§ **Chart and figure data**:
-- Begin --

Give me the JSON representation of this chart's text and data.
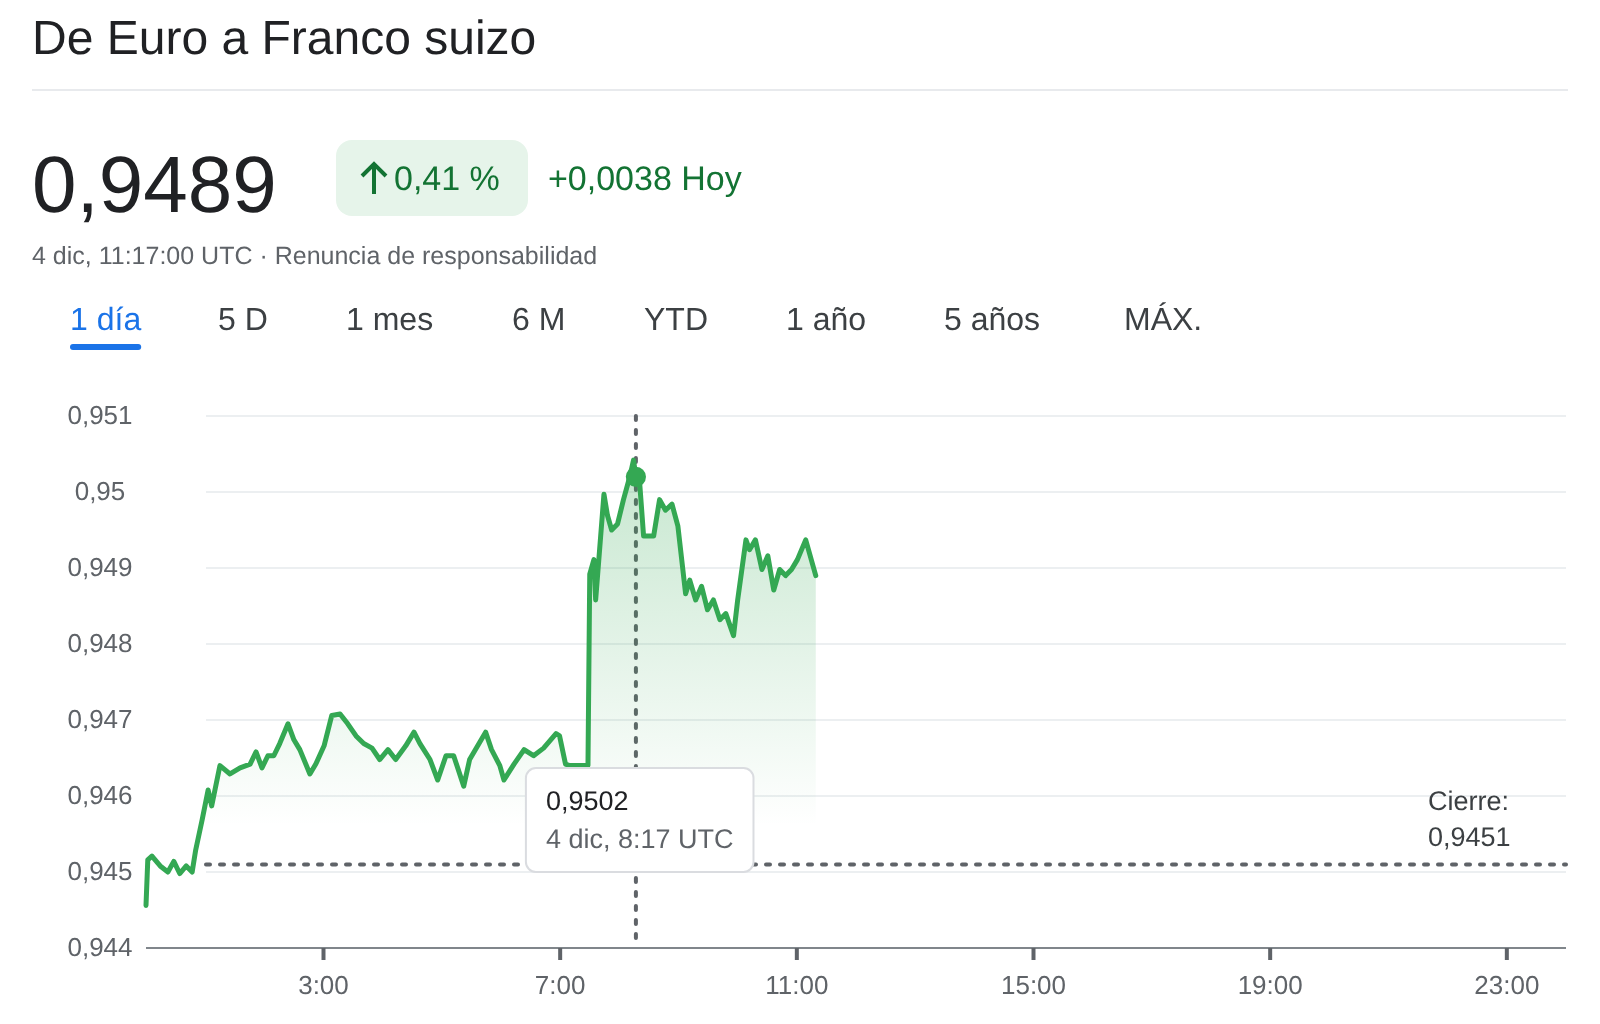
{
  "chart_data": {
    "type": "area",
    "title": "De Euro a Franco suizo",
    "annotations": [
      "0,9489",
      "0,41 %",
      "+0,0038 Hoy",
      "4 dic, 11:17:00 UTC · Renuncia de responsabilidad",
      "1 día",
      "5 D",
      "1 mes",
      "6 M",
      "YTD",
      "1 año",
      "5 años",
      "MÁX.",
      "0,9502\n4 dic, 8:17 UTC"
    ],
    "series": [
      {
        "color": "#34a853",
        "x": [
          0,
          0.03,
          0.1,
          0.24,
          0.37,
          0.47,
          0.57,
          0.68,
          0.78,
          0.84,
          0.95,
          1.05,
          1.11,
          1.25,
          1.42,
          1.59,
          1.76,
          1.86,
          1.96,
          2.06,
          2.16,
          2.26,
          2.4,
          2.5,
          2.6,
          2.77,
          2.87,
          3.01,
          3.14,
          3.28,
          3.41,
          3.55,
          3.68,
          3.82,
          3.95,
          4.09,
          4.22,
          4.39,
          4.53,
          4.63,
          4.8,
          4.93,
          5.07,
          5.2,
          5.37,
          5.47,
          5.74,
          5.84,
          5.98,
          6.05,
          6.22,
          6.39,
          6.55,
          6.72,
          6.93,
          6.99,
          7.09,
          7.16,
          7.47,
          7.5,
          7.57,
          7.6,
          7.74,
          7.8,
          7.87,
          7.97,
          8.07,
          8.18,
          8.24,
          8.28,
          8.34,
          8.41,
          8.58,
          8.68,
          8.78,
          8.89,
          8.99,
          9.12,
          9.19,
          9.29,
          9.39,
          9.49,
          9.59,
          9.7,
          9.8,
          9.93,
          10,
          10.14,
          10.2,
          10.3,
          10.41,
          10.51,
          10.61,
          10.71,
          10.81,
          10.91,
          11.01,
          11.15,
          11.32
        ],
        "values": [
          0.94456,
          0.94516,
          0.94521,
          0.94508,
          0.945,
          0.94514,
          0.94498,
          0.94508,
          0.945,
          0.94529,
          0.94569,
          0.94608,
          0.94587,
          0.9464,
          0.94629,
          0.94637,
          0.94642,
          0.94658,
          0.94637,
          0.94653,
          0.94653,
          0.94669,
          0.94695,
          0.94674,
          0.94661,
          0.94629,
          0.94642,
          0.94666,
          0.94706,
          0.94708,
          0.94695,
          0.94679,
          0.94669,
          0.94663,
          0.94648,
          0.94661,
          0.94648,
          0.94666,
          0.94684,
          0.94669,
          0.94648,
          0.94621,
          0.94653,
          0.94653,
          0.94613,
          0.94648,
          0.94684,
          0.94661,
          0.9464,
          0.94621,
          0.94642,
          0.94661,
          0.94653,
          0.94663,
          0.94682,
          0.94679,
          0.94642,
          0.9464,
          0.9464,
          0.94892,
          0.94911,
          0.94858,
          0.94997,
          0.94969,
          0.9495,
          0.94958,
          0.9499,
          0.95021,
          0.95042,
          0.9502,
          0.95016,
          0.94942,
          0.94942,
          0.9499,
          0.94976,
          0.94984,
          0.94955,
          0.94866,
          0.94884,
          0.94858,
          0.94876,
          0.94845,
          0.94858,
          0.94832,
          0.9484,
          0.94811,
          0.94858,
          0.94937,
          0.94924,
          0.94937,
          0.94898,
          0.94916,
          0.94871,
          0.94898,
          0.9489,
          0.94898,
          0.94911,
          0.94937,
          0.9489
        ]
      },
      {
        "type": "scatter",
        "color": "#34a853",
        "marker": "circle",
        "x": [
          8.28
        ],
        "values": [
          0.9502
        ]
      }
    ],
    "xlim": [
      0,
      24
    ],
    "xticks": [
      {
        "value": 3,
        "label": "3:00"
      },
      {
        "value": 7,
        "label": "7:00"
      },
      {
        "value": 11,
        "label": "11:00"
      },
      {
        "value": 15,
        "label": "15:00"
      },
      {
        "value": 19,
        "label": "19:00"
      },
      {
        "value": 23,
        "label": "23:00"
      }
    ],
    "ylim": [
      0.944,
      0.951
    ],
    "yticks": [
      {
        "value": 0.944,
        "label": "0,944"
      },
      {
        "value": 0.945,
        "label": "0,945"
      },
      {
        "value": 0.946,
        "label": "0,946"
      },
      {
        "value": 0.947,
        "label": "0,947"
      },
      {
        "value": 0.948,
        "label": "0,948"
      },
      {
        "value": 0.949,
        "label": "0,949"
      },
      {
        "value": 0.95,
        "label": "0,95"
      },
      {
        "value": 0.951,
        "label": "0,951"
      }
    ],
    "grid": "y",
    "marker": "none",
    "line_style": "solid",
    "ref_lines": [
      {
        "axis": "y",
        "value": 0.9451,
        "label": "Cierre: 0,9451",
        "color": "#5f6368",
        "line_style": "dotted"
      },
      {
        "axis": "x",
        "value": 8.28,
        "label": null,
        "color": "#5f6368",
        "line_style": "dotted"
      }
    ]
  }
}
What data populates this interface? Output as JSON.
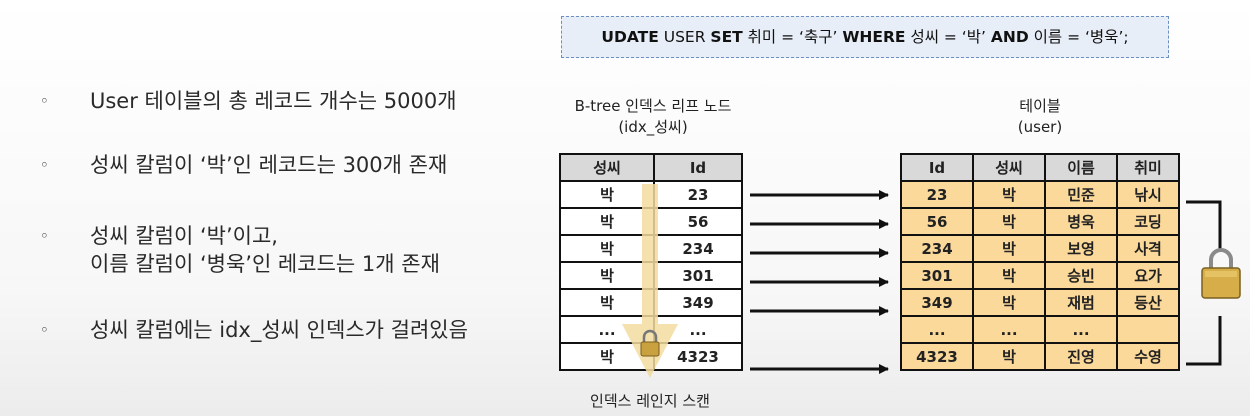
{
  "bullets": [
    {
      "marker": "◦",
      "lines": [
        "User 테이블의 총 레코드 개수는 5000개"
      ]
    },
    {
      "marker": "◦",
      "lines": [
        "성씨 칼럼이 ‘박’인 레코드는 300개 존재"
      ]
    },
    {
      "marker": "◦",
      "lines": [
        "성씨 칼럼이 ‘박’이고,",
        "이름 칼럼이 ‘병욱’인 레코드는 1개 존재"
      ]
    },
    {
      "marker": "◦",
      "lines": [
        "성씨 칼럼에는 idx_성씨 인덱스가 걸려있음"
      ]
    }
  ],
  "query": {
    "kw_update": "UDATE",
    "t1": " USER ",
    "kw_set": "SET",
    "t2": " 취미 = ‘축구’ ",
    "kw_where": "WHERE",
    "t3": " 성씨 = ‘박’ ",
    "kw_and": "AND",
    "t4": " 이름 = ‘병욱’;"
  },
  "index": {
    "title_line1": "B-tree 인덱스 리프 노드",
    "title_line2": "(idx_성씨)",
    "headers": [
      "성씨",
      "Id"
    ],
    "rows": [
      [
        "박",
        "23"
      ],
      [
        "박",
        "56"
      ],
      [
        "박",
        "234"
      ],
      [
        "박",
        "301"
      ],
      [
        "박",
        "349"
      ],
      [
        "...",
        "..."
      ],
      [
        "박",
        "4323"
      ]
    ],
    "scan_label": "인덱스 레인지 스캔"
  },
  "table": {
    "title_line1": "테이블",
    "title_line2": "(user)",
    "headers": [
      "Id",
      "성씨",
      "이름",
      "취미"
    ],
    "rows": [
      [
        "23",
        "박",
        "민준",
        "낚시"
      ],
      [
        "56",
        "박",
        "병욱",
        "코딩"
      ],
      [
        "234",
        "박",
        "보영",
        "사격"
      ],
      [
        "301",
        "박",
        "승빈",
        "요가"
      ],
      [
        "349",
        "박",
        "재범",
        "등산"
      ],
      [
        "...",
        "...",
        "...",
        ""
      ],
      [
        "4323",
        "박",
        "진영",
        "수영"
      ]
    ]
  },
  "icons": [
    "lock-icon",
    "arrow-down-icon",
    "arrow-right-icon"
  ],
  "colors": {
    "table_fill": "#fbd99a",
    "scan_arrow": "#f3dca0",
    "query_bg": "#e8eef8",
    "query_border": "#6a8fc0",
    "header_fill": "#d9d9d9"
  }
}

-- End --

§ **PROBLEM DETAILS**:
Select all lines with the word "레코드는" from the entries above.

§ **ANSWER TO THIS EXERCISE**:
        "성씨 칼럼이 ‘박’인 레코드는 300개 존재"
        "이름 칼럼이 ‘병욱’인 레코드는 1개 존재"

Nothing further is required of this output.